Given instruction:
Locate the word "this" in the data below, then copy every line that holds it.

═════ Dataset content ═════

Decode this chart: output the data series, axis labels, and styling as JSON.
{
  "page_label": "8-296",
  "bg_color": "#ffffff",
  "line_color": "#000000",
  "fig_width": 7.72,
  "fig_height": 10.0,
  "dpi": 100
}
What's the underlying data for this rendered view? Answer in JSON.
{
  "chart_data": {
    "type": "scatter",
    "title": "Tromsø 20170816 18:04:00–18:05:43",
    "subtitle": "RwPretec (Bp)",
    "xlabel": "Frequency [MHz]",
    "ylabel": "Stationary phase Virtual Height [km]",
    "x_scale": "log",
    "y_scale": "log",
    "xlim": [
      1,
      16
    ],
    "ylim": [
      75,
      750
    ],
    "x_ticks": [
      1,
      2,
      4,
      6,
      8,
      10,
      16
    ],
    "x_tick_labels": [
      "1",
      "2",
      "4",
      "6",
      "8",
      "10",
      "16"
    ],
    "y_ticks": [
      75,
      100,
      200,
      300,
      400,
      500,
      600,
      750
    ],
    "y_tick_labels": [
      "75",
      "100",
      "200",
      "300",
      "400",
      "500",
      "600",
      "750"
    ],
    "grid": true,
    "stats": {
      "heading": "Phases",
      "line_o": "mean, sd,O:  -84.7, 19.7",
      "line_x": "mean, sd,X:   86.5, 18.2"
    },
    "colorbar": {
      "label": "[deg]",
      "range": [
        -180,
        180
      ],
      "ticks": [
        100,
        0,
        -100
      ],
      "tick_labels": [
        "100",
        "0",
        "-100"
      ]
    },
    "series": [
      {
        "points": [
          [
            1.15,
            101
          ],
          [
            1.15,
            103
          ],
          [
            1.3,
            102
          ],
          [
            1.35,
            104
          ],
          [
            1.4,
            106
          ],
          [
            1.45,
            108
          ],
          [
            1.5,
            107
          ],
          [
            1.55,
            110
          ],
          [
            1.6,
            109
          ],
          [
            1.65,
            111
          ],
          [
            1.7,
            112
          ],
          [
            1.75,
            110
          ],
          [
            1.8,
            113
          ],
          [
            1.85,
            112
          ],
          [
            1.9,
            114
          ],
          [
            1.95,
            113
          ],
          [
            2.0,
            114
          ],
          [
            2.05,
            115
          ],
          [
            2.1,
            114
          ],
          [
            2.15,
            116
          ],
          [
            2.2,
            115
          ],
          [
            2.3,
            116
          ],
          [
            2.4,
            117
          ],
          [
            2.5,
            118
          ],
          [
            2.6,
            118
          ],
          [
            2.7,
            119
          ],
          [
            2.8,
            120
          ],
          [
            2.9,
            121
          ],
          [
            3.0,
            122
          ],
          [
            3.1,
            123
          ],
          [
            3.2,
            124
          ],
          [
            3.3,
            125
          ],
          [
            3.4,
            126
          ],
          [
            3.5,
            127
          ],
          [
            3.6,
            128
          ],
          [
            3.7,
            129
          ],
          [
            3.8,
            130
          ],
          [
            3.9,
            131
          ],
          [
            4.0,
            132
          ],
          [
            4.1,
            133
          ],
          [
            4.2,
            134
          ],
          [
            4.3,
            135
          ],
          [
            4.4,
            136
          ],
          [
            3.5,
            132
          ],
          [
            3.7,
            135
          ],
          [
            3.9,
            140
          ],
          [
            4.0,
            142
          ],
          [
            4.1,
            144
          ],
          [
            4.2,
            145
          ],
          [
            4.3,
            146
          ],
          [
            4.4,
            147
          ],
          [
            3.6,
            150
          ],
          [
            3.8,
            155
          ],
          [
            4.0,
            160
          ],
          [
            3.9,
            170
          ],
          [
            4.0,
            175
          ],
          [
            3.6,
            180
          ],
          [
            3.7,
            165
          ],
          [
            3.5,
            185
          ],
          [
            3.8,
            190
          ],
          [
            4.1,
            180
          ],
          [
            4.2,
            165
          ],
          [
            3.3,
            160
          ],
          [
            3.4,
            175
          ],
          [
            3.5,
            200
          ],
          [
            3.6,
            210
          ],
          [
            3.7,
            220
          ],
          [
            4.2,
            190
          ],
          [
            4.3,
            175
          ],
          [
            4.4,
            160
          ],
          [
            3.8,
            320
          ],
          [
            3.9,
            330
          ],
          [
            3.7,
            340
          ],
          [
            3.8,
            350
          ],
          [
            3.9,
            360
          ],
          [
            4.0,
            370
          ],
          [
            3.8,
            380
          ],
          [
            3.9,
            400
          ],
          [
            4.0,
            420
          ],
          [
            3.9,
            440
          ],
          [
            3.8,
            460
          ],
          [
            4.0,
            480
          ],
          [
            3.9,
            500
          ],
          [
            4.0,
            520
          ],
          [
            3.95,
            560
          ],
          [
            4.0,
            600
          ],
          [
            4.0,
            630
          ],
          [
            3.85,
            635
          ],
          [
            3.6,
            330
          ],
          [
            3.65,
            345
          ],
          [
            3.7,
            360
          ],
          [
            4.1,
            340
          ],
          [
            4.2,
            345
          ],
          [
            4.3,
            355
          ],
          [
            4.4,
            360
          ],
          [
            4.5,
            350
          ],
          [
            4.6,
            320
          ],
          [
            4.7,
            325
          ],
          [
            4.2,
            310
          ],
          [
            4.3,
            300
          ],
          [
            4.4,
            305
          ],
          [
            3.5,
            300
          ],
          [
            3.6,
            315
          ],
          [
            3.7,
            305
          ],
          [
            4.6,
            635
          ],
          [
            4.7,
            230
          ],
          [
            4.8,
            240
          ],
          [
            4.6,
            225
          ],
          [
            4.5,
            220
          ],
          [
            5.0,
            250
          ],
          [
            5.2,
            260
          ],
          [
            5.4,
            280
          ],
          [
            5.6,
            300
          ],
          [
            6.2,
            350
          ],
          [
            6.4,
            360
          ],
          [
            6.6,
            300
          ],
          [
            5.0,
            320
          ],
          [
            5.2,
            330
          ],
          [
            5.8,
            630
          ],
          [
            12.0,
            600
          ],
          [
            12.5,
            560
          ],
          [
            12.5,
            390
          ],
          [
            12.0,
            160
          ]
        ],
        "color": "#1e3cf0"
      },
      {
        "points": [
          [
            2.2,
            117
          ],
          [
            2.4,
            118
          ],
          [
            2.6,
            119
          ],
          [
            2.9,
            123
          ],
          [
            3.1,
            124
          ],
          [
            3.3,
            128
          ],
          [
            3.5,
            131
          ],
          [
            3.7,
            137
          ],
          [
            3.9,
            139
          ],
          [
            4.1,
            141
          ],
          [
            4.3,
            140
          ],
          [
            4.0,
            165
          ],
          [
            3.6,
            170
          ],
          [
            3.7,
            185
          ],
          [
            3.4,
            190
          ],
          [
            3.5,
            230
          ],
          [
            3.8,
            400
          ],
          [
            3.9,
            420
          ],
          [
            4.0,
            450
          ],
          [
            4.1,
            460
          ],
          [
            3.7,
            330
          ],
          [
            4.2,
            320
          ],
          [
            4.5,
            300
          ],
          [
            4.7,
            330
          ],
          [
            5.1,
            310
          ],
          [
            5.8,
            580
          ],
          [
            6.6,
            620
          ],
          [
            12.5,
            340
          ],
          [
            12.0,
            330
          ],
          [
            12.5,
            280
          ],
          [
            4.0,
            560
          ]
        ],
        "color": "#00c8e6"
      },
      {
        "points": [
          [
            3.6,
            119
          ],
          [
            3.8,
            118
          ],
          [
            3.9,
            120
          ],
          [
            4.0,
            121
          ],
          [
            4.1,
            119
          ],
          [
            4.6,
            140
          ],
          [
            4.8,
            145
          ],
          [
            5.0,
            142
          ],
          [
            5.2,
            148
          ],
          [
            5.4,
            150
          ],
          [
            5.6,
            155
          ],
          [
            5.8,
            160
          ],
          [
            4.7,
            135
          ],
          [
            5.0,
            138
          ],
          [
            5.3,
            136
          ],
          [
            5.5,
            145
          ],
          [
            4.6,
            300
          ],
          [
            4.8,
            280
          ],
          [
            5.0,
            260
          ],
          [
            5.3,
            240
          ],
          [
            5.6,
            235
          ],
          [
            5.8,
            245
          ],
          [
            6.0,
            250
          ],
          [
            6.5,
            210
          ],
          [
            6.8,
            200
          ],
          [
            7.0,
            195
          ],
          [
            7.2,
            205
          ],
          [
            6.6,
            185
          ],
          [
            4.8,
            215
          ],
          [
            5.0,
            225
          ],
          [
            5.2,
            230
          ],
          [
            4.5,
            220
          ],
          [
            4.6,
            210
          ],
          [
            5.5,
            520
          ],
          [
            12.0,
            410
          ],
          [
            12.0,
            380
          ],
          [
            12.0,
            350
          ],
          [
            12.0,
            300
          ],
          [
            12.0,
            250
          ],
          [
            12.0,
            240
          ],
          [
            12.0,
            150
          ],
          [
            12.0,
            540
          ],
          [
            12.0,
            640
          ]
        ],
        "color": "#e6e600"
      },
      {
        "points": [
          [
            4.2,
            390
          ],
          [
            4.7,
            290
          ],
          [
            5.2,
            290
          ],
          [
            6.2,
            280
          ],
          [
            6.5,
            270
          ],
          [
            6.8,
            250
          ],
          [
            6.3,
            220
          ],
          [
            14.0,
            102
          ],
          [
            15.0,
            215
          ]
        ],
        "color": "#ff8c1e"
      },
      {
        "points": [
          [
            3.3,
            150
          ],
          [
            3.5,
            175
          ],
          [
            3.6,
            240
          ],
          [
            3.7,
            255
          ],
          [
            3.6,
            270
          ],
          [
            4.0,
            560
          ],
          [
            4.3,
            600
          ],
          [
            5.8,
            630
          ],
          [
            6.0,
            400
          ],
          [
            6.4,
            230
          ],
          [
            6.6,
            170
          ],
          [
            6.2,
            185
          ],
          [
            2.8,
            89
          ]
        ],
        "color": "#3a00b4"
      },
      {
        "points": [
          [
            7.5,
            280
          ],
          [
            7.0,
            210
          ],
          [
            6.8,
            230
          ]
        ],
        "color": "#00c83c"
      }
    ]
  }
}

═════

Problem solution:
Decode this chart: output the data series, axis labels, and styling as JSON.
What's the underlying data for this rendered view? Answer in JSON.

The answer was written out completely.